→ Rows from a figure dataset:
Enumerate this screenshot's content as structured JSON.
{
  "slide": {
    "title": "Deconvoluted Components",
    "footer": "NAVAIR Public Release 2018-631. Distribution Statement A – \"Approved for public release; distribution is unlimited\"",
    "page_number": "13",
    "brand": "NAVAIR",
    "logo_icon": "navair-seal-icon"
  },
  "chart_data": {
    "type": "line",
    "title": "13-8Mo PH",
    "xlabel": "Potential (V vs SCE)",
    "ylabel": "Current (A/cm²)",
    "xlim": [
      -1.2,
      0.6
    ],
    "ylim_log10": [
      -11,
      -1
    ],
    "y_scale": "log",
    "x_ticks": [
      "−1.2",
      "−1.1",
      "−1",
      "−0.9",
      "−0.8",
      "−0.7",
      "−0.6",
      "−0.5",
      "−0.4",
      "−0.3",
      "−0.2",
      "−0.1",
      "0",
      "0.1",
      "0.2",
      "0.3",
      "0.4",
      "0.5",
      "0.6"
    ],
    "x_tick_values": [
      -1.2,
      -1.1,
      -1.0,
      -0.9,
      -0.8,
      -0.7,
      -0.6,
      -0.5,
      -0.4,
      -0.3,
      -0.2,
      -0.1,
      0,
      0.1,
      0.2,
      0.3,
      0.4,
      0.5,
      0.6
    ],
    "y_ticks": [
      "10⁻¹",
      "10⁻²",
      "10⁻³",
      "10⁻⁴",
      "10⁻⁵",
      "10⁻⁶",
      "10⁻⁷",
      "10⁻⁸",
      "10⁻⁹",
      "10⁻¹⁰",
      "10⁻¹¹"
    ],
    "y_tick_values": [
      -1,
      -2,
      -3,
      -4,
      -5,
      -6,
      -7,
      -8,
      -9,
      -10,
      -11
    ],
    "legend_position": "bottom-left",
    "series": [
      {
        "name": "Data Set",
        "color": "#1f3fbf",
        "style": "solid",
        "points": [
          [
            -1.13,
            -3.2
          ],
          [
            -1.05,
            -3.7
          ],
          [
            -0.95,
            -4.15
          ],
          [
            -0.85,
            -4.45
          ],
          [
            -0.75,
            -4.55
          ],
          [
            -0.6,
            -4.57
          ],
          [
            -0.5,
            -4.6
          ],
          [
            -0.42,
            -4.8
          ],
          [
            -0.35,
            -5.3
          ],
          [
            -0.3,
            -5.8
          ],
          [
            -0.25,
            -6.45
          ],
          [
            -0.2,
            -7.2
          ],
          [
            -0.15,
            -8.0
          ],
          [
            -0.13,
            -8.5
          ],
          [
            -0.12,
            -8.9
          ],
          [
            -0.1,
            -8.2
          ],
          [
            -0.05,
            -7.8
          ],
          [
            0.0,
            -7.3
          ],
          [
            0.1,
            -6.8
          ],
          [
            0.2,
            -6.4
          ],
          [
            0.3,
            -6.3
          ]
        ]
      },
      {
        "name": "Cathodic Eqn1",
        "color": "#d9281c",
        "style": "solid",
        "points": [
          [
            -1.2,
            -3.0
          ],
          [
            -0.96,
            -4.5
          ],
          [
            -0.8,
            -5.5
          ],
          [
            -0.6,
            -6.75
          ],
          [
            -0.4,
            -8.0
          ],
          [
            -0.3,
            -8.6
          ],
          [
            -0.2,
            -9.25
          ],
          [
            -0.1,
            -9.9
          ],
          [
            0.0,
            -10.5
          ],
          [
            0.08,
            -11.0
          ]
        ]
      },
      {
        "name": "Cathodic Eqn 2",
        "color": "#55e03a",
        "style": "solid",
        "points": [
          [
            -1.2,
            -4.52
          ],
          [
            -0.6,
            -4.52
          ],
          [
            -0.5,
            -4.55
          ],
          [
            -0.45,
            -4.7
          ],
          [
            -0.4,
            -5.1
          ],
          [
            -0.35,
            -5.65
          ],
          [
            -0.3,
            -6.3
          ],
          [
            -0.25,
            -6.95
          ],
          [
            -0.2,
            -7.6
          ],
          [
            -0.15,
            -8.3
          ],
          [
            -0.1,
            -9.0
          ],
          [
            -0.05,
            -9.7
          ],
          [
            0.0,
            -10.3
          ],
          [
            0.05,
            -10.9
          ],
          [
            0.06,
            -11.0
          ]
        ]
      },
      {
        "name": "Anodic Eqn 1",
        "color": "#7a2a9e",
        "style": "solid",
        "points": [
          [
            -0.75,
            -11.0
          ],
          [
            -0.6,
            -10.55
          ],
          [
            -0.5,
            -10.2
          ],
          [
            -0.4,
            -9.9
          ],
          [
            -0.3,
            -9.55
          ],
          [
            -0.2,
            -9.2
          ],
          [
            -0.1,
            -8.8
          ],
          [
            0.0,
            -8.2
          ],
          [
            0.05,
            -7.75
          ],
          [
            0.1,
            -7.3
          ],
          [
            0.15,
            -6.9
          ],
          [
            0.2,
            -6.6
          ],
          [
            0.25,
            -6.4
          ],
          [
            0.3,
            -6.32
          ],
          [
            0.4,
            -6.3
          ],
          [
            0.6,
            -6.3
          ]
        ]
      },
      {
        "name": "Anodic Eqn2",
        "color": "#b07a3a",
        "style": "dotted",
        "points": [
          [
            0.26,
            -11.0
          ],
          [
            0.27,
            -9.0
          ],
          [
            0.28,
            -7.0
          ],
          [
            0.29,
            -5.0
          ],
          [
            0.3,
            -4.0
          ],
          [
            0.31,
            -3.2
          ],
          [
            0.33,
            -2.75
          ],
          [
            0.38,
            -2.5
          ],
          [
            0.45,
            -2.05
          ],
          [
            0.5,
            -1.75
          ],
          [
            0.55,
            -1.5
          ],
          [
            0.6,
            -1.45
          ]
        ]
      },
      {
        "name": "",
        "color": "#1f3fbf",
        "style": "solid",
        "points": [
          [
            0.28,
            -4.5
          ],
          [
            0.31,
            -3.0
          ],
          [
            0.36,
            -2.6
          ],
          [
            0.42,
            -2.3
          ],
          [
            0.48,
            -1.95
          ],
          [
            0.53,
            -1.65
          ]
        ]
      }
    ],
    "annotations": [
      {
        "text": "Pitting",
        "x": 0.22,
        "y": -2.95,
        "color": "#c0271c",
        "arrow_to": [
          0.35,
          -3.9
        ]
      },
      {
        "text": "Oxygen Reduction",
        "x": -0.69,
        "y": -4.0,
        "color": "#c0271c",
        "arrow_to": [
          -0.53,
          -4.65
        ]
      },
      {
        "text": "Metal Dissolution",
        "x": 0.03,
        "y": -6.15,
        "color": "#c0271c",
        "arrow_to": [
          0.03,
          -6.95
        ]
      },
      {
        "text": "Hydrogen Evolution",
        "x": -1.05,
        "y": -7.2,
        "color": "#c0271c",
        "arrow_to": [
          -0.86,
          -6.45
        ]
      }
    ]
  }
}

→ Work to be completed: Copy every line of the records word for word.

→ The response:
Enumerate this screenshot's content as structured JSON.
{
  "slide": {
    "title": "Deconvoluted Components",
    "footer": "NAVAIR Public Release 2018-631. Distribution Statement A – \"Approved for public release; distribution is unlimited\"",
    "page_number": "13",
    "brand": "NAVAIR",
    "logo_icon": "navair-seal-icon"
  },
  "chart_data": {
    "type": "line",
    "title": "13-8Mo PH",
    "xlabel": "Potential (V vs SCE)",
    "ylabel": "Current (A/cm²)",
    "xlim": [
      -1.2,
      0.6
    ],
    "ylim_log10": [
      -11,
      -1
    ],
    "y_scale": "log",
    "x_ticks": [
      "−1.2",
      "−1.1",
      "−1",
      "−0.9",
      "−0.8",
      "−0.7",
      "−0.6",
      "−0.5",
      "−0.4",
      "−0.3",
      "−0.2",
      "−0.1",
      "0",
      "0.1",
      "0.2",
      "0.3",
      "0.4",
      "0.5",
      "0.6"
    ],
    "x_tick_values": [
      -1.2,
      -1.1,
      -1.0,
      -0.9,
      -0.8,
      -0.7,
      -0.6,
      -0.5,
      -0.4,
      -0.3,
      -0.2,
      -0.1,
      0,
      0.1,
      0.2,
      0.3,
      0.4,
      0.5,
      0.6
    ],
    "y_ticks": [
      "10⁻¹",
      "10⁻²",
      "10⁻³",
      "10⁻⁴",
      "10⁻⁵",
      "10⁻⁶",
      "10⁻⁷",
      "10⁻⁸",
      "10⁻⁹",
      "10⁻¹⁰",
      "10⁻¹¹"
    ],
    "y_tick_values": [
      -1,
      -2,
      -3,
      -4,
      -5,
      -6,
      -7,
      -8,
      -9,
      -10,
      -11
    ],
    "legend_position": "bottom-left",
    "series": [
      {
        "name": "Data Set",
        "color": "#1f3fbf",
        "style": "solid",
        "points": [
          [
            -1.13,
            -3.2
          ],
          [
            -1.05,
            -3.7
          ],
          [
            -0.95,
            -4.15
          ],
          [
            -0.85,
            -4.45
          ],
          [
            -0.75,
            -4.55
          ],
          [
            -0.6,
            -4.57
          ],
          [
            -0.5,
            -4.6
          ],
          [
            -0.42,
            -4.8
          ],
          [
            -0.35,
            -5.3
          ],
          [
            -0.3,
            -5.8
          ],
          [
            -0.25,
            -6.45
          ],
          [
            -0.2,
            -7.2
          ],
          [
            -0.15,
            -8.0
          ],
          [
            -0.13,
            -8.5
          ],
          [
            -0.12,
            -8.9
          ],
          [
            -0.1,
            -8.2
          ],
          [
            -0.05,
            -7.8
          ],
          [
            0.0,
            -7.3
          ],
          [
            0.1,
            -6.8
          ],
          [
            0.2,
            -6.4
          ],
          [
            0.3,
            -6.3
          ]
        ]
      },
      {
        "name": "Cathodic Eqn1",
        "color": "#d9281c",
        "style": "solid",
        "points": [
          [
            -1.2,
            -3.0
          ],
          [
            -0.96,
            -4.5
          ],
          [
            -0.8,
            -5.5
          ],
          [
            -0.6,
            -6.75
          ],
          [
            -0.4,
            -8.0
          ],
          [
            -0.3,
            -8.6
          ],
          [
            -0.2,
            -9.25
          ],
          [
            -0.1,
            -9.9
          ],
          [
            0.0,
            -10.5
          ],
          [
            0.08,
            -11.0
          ]
        ]
      },
      {
        "name": "Cathodic Eqn 2",
        "color": "#55e03a",
        "style": "solid",
        "points": [
          [
            -1.2,
            -4.52
          ],
          [
            -0.6,
            -4.52
          ],
          [
            -0.5,
            -4.55
          ],
          [
            -0.45,
            -4.7
          ],
          [
            -0.4,
            -5.1
          ],
          [
            -0.35,
            -5.65
          ],
          [
            -0.3,
            -6.3
          ],
          [
            -0.25,
            -6.95
          ],
          [
            -0.2,
            -7.6
          ],
          [
            -0.15,
            -8.3
          ],
          [
            -0.1,
            -9.0
          ],
          [
            -0.05,
            -9.7
          ],
          [
            0.0,
            -10.3
          ],
          [
            0.05,
            -10.9
          ],
          [
            0.06,
            -11.0
          ]
        ]
      },
      {
        "name": "Anodic Eqn 1",
        "color": "#7a2a9e",
        "style": "solid",
        "points": [
          [
            -0.75,
            -11.0
          ],
          [
            -0.6,
            -10.55
          ],
          [
            -0.5,
            -10.2
          ],
          [
            -0.4,
            -9.9
          ],
          [
            -0.3,
            -9.55
          ],
          [
            -0.2,
            -9.2
          ],
          [
            -0.1,
            -8.8
          ],
          [
            0.0,
            -8.2
          ],
          [
            0.05,
            -7.75
          ],
          [
            0.1,
            -7.3
          ],
          [
            0.15,
            -6.9
          ],
          [
            0.2,
            -6.6
          ],
          [
            0.25,
            -6.4
          ],
          [
            0.3,
            -6.32
          ],
          [
            0.4,
            -6.3
          ],
          [
            0.6,
            -6.3
          ]
        ]
      },
      {
        "name": "Anodic Eqn2",
        "color": "#b07a3a",
        "style": "dotted",
        "points": [
          [
            0.26,
            -11.0
          ],
          [
            0.27,
            -9.0
          ],
          [
            0.28,
            -7.0
          ],
          [
            0.29,
            -5.0
          ],
          [
            0.3,
            -4.0
          ],
          [
            0.31,
            -3.2
          ],
          [
            0.33,
            -2.75
          ],
          [
            0.38,
            -2.5
          ],
          [
            0.45,
            -2.05
          ],
          [
            0.5,
            -1.75
          ],
          [
            0.55,
            -1.5
          ],
          [
            0.6,
            -1.45
          ]
        ]
      },
      {
        "name": "",
        "color": "#1f3fbf",
        "style": "solid",
        "points": [
          [
            0.28,
            -4.5
          ],
          [
            0.31,
            -3.0
          ],
          [
            0.36,
            -2.6
          ],
          [
            0.42,
            -2.3
          ],
          [
            0.48,
            -1.95
          ],
          [
            0.53,
            -1.65
          ]
        ]
      }
    ],
    "annotations": [
      {
        "text": "Pitting",
        "x": 0.22,
        "y": -2.95,
        "color": "#c0271c",
        "arrow_to": [
          0.35,
          -3.9
        ]
      },
      {
        "text": "Oxygen Reduction",
        "x": -0.69,
        "y": -4.0,
        "color": "#c0271c",
        "arrow_to": [
          -0.53,
          -4.65
        ]
      },
      {
        "text": "Metal Dissolution",
        "x": 0.03,
        "y": -6.15,
        "color": "#c0271c",
        "arrow_to": [
          0.03,
          -6.95
        ]
      },
      {
        "text": "Hydrogen Evolution",
        "x": -1.05,
        "y": -7.2,
        "color": "#c0271c",
        "arrow_to": [
          -0.86,
          -6.45
        ]
      }
    ]
  }
}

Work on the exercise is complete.